EXTRAIT:
──────────

Lorsque j'examine l'hypothèse de la trajectoire retenue par le gouvernement, je constate que le niveau de croissance effective repose sur la hausse de l'investissement, ce qui est hasardeux en raison de la hausse des taux d'intérêt. Le gouvernement envisage également une baisse du taux d'épargne, ce qui n'est jamais bon signe ; mais également la hausse du taux d'activité. Or celui-ci est toujours resté stable depuis longtemps, à 56 %. Si ces prévisions se réalisent, elles supposeront ipso facto le maintien du rythme d'inflation.

Estimez-vous crédibles les prévisions relatives au passage du solde structurel des déficits publics en dessous de 3 %, compte tenu notamment du recul des prélèvements obligatoires ? En toute hypothèse, cela ne pourrait être obtenu que par la baisse des dépenses publiques, qui est toujours plus facile à annoncer qu'à réaliser. Je me demande donc où nous pourrions trouver les 12 milliards d'euros évoqués par le gouvernement.

──────────

[Éléments du jeu de données enregistrés]
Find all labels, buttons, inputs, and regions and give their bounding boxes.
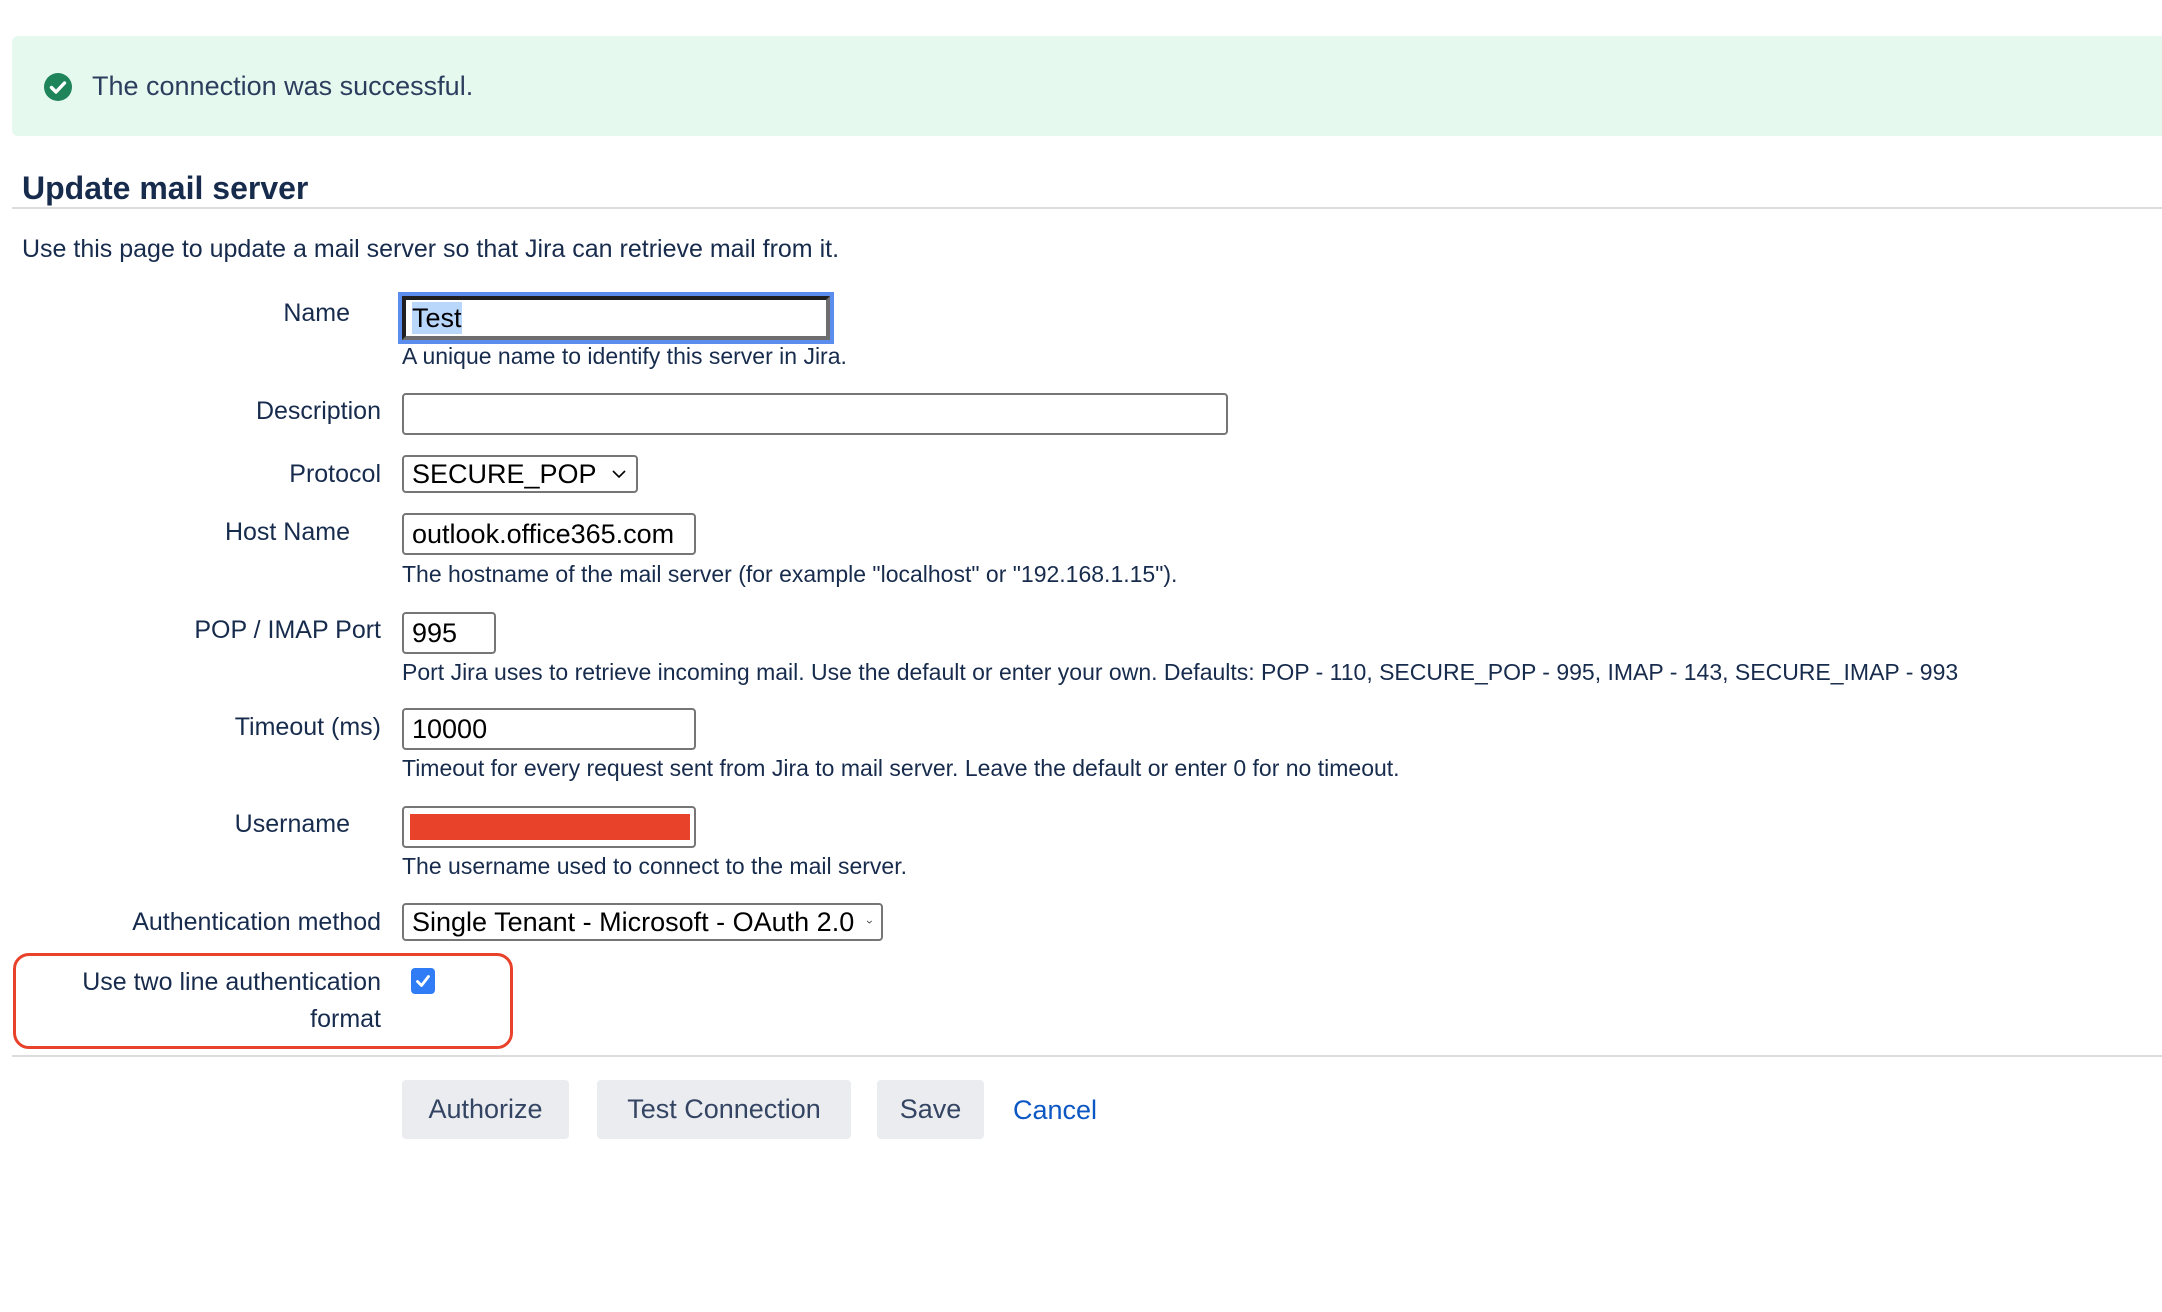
auth-method-label: Authentication method [132, 908, 381, 936]
description-input[interactable] [402, 393, 1228, 435]
authorize-button[interactable]: Authorize [402, 1080, 569, 1139]
port-value: 995 [412, 618, 458, 648]
banner-message: The connection was successful. [92, 71, 474, 101]
protocol-label: Protocol [289, 460, 381, 488]
timeout-label: Timeout (ms) [234, 713, 381, 741]
username-input[interactable] [402, 806, 696, 848]
two-line-auth-label: Use two line authentication format [82, 964, 381, 1038]
form-divider [12, 1055, 2162, 1057]
port-label: POP / IMAP Port [194, 616, 381, 644]
protocol-value: SECURE_POP [412, 459, 597, 489]
page-intro: Use this page to update a mail server so… [22, 235, 840, 263]
port-help: Port Jira uses to retrieve incoming mail… [402, 659, 1959, 685]
title-divider [12, 207, 2162, 209]
name-input[interactable]: Test [398, 292, 834, 344]
username-label: Username [234, 810, 350, 838]
description-label: Description [255, 397, 381, 425]
timeout-value: 10000 [412, 714, 488, 744]
host-help: The hostname of the mail server (for exa… [402, 561, 1178, 587]
chevron-down-icon [612, 470, 626, 479]
test-connection-button[interactable]: Test Connection [597, 1080, 851, 1139]
chevron-down-icon [867, 920, 873, 924]
timeout-help: Timeout for every request sent from Jira… [402, 755, 1400, 781]
name-label: Name [283, 299, 350, 327]
username-help: The username used to connect to the mail… [402, 853, 907, 879]
port-input[interactable]: 995 [402, 612, 496, 654]
redacted-value [410, 814, 690, 840]
host-value: outlook.office365.com [412, 519, 675, 549]
page-title: Update mail server [22, 170, 309, 206]
save-button[interactable]: Save [877, 1080, 984, 1139]
cancel-link[interactable]: Cancel [1013, 1092, 1097, 1128]
auth-method-select[interactable]: Single Tenant - Microsoft - OAuth 2.0 [402, 903, 883, 941]
protocol-select[interactable]: SECURE_POP [402, 455, 638, 493]
auth-method-value: Single Tenant - Microsoft - OAuth 2.0 [412, 907, 855, 937]
host-input[interactable]: outlook.office365.com [402, 513, 696, 555]
checkmark-icon [416, 975, 430, 987]
two-line-auth-label-line1: Use two line authentication [82, 968, 381, 996]
two-line-auth-checkbox[interactable] [411, 968, 435, 994]
name-help: A unique name to identify this server in… [402, 343, 847, 369]
name-value: Test [412, 302, 462, 334]
host-label: Host Name [224, 518, 350, 546]
two-line-auth-label-line2: format [310, 1005, 381, 1033]
check-circle-icon [44, 73, 72, 101]
timeout-input[interactable]: 10000 [402, 708, 696, 750]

──────────

EXERCICES PROPOSÉS:
(1) Pour chaque affirmation, indiquez si elle concorde avec l'extrait en répondant oui ou non, puis citez les mots de l'extrait qui tranchent : (a) le taux d'activité a fortement varié au fil du temps ; (b) la croissance effective prévue repose sur la hausse de l'investissement ; (c) la baisse des dépenses publiques est présentée comme facile à réaliser.
(2) Répondez, s'il vous plaît, aux questions suivantes d'après l'extrait :
(a) À quel niveau le taux d'activité est-il resté stable ?
(b) Sous quel seuil les prévisions font-elles passer le solde structurel des déficits publics ?
(c) Quel montant le gouvernement a-t-il évoqué ?
Le listing n'a aucun lien avec l'extrait.

CORRIGÉS:
(1)
(a) Non : « celui-ci est toujours resté stable depuis longtemps, à 56 % »
(b) Oui : « le niveau de croissance effective repose sur la hausse de l'investissement »
(c) Non : « qui est toujours plus facile à annoncer qu'à réaliser »

(2)
(a) 56 %
(b) 3 %
(c) 12 milliards d'euros